## BEGIN TEXT PASSAGE
Sooji Halwa; Indian semolina pudding recipe. This Halwa is a part of the Ashtami Prasad and is served with Poori and Kala Chana traditionally.
Prep Time10 minutes
Cook Time25 minutes
Course: Dessert, Indian sweets
Cuisine: Indian, North Indian
Servings: 8
Calories: 326kcal

Equipment

  • Heavy bottomed Saute pan
  • Balloon whisk

Ingredients

  • 1 cup Coarse semolina Sooji ( Bombay Rava)
  • 10 tbsp ghee
  • 4 green cardamoms crushed
  • 3/4 cup sugar
  • 2.5 cups hot boiling water
  • 1 tsp edible rose water

For garnish

  • 12 cashews broken

Instructions

Roasting the Semolina

  • Heat 1 tbsp of ghee in a pan.
  • Now, add 1 cup semolina and mix well.
  • Turn down the heat to the lowest.
  • Begin roasting the semolina by stirring every now and then.
  • Roast the semolina until turns a deep golden brown.
  • This process easily takes somewhere between 6 to 8 minutes.

Cooking the semolina

  • Once you have finished roasting the semolina, you can see that color is all changed.
  • Immediately transfer the roasted semolina to a plate.
  • Heat the same pan and add 2 tbsp of ghee.
  • Now, add the crushed cardamom and roasted semolina. Mix well.
  • Turn down the heat to the lowest.
  • To this mixture, add hot boiling water.
## END TEXT PASSAGE
## BEGIN DATASET SECTION
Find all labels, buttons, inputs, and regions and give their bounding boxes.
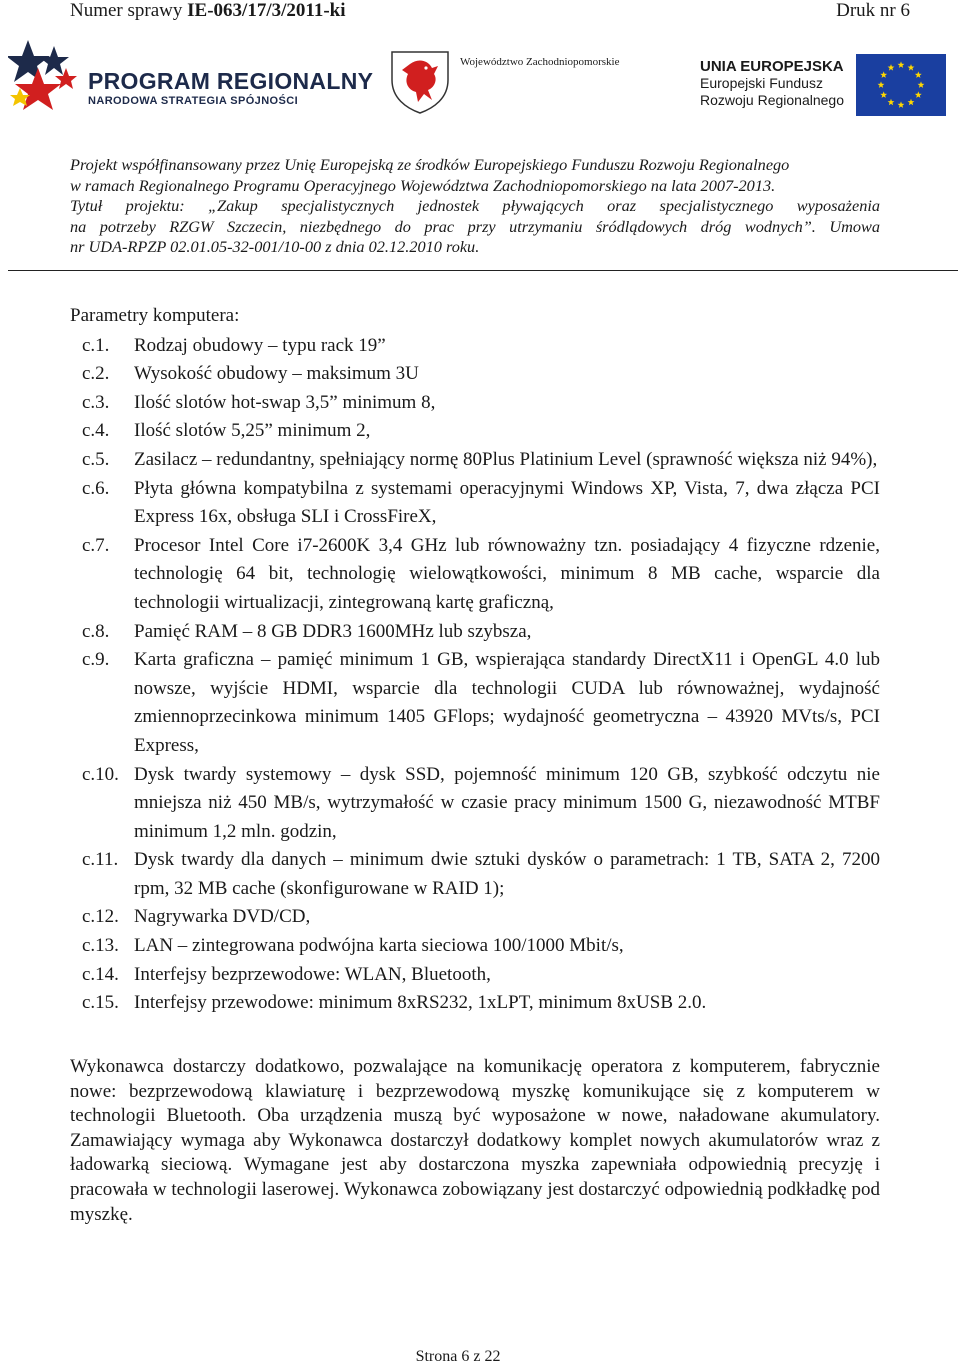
## END DATASET SECTION
REQUIRED TASKS
[A] Write out the part of the Sooji Halwa recipe starting with "For garnish" and going on through "to 8 minutes.".
[B] Answer these questions from the Sooji Halwa recipe:
(i) How many servings does the recipe make?
(ii) What color should the semolina reach during roasting?
(iii) How much ghee goes into the pan after the roasted semolina is moved to a plate?

ANSWERS TO THE PROBLEMS
[A]
For garnish

  • 12 cashews broken

Instructions

Roasting the Semolina

  • Heat 1 tbsp of ghee in a pan.
  • Now, add 1 cup semolina and mix well.
  • Turn down the heat to the lowest.
  • Begin roasting the semolina by stirring every now and then.
  • Roast the semolina until turns a deep golden brown.
  • This process easily takes somewhere between 6 to 8 minutes.

[B]
(i) 8
(ii) Deep golden brown
(iii) 2 tbsp